Say how many lines include "Enamel", with no words around the number.

─── DATA SHOWN

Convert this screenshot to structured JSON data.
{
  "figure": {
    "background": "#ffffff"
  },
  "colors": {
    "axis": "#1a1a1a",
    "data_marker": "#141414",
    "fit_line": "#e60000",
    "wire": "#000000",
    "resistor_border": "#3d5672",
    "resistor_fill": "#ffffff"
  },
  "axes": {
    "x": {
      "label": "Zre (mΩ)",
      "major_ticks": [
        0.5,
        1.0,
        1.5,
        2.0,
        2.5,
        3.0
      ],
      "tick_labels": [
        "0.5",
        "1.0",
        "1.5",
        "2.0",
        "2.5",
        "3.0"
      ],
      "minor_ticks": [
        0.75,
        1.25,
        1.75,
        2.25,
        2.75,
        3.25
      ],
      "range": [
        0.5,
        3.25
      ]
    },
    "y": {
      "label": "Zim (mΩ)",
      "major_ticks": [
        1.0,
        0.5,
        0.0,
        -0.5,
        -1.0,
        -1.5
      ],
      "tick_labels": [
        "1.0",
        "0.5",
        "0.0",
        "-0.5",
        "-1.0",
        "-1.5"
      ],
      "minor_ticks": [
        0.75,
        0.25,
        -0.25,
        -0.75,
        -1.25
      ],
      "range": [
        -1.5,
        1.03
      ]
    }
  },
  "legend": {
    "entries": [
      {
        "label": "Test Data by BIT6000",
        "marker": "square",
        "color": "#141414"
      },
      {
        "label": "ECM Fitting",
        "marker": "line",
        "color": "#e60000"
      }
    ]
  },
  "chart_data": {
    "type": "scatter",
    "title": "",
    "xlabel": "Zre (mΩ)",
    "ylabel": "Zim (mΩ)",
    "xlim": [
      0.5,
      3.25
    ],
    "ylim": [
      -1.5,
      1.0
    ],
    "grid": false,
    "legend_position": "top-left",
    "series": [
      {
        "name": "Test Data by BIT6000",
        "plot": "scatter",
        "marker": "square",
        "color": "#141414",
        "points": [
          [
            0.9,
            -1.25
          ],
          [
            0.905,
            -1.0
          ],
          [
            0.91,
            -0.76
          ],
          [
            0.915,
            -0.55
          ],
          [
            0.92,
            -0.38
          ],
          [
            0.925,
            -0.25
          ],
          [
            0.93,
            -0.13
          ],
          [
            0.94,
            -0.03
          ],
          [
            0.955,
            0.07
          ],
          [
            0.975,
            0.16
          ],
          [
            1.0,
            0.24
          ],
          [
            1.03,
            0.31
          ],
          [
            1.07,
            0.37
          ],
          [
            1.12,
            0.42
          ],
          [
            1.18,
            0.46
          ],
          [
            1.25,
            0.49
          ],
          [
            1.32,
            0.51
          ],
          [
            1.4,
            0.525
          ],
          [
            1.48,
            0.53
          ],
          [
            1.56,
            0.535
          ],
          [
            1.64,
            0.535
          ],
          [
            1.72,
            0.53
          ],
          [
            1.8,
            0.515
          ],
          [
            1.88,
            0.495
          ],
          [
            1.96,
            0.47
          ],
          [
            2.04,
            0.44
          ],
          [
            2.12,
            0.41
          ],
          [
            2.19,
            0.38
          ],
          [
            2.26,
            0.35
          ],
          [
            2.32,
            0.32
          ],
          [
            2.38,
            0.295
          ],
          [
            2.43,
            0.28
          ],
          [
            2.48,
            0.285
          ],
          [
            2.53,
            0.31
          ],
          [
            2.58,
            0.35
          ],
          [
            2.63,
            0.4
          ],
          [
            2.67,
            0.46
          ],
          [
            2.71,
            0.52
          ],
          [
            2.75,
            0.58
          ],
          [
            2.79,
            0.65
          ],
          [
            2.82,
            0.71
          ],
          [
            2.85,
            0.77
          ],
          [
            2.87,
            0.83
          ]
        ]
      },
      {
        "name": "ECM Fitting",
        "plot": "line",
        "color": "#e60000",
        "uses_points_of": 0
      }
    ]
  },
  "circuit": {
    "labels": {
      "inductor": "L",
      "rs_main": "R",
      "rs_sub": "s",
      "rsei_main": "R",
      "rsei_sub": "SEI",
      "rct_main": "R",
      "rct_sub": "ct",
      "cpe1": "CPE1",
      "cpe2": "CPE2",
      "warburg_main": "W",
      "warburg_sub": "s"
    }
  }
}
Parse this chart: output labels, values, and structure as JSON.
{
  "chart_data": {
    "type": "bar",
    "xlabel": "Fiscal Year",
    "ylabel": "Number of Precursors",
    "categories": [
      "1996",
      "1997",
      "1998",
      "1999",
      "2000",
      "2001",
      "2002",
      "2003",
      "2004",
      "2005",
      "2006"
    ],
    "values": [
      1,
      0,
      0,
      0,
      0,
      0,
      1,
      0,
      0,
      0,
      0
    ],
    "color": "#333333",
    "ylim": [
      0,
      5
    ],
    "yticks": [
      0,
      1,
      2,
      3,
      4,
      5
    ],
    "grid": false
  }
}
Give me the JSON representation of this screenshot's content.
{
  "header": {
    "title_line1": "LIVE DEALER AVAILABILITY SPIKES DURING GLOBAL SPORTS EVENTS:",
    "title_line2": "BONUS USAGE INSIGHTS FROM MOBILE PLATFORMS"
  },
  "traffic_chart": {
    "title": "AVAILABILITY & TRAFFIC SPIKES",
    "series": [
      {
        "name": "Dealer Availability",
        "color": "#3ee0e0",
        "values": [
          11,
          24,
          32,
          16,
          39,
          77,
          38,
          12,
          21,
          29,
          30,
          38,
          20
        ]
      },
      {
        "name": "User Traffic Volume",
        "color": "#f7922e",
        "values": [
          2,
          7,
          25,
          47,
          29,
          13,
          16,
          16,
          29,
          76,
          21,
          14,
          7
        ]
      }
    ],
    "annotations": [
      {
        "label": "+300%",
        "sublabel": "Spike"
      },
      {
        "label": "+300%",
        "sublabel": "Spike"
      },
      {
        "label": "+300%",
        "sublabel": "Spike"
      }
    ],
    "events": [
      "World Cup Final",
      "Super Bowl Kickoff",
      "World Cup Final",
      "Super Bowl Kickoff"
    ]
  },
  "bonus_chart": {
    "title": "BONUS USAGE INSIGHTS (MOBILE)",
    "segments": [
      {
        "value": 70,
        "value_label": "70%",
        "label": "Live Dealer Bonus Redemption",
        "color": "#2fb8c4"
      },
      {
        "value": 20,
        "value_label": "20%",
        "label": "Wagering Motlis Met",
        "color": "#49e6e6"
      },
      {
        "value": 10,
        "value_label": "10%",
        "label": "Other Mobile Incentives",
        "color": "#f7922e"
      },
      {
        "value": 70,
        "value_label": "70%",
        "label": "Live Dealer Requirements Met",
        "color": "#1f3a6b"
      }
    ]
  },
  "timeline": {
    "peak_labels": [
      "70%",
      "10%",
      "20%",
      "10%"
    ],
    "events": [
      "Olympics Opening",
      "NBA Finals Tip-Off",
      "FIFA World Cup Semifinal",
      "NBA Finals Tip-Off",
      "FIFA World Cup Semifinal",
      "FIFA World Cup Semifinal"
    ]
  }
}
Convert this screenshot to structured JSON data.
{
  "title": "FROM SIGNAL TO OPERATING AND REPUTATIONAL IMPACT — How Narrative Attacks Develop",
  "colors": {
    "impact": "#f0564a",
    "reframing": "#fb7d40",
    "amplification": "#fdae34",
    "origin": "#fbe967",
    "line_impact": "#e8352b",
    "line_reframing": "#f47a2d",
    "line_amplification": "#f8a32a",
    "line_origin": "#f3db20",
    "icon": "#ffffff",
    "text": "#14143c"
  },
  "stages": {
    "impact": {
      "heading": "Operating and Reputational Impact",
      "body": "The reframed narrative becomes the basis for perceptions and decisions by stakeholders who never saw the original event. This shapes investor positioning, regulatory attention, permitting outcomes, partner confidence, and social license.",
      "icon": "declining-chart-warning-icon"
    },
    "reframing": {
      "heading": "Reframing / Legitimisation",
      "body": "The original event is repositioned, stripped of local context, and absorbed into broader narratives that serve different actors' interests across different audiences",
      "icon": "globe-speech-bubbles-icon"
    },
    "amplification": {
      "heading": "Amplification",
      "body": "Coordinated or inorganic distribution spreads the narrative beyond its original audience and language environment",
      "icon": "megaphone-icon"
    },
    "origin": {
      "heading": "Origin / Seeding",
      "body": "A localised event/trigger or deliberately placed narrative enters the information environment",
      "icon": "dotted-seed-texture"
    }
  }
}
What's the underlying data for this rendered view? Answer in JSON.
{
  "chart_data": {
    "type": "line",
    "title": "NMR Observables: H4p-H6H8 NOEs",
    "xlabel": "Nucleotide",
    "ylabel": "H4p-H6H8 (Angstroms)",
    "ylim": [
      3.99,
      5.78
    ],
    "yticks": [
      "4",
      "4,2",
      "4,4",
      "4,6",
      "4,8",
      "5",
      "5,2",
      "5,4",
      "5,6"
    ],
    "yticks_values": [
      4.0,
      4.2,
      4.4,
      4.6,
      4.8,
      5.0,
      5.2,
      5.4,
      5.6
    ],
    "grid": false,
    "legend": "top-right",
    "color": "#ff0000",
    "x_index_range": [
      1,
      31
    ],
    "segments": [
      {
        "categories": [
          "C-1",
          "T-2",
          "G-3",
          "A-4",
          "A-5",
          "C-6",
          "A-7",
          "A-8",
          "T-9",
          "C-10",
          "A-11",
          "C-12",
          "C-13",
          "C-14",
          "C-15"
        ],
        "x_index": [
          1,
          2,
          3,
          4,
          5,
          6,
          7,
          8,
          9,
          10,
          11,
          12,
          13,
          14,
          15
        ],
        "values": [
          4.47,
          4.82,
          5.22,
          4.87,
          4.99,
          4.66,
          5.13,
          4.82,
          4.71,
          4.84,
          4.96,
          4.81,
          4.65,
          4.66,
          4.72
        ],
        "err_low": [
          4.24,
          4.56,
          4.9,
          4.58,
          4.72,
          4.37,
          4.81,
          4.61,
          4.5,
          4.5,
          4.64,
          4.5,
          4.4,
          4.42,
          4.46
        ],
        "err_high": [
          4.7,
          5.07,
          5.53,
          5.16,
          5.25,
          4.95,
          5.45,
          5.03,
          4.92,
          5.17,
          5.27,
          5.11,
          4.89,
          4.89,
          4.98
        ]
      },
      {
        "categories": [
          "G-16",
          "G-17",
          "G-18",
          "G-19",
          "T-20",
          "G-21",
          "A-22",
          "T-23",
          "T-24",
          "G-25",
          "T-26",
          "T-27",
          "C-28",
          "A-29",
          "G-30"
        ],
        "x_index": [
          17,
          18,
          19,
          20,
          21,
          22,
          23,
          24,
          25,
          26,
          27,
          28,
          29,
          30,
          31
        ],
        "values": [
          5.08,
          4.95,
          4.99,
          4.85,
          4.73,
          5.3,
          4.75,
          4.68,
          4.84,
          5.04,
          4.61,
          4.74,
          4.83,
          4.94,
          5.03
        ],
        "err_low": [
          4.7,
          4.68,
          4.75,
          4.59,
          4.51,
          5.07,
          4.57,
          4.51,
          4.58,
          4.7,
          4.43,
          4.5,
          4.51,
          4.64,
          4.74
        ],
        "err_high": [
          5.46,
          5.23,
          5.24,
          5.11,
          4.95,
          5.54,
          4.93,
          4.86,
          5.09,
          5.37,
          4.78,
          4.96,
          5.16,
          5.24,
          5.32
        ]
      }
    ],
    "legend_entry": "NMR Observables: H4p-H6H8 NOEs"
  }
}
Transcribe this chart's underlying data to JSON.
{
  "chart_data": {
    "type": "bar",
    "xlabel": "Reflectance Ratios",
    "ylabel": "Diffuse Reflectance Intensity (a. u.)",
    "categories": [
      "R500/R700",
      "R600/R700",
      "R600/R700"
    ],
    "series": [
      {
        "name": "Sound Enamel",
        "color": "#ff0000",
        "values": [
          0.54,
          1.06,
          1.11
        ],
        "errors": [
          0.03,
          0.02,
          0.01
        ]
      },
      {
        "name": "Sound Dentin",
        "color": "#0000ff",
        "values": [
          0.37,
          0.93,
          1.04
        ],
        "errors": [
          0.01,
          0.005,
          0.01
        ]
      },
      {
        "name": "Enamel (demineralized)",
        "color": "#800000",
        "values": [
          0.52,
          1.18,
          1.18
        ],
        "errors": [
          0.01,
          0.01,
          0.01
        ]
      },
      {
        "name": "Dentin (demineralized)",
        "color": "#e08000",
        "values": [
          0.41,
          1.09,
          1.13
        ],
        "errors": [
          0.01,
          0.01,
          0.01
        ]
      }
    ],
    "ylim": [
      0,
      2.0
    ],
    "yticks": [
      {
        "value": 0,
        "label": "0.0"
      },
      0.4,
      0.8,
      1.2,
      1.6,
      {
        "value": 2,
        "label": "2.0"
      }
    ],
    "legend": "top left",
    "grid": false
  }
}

──────

- RESULT: 2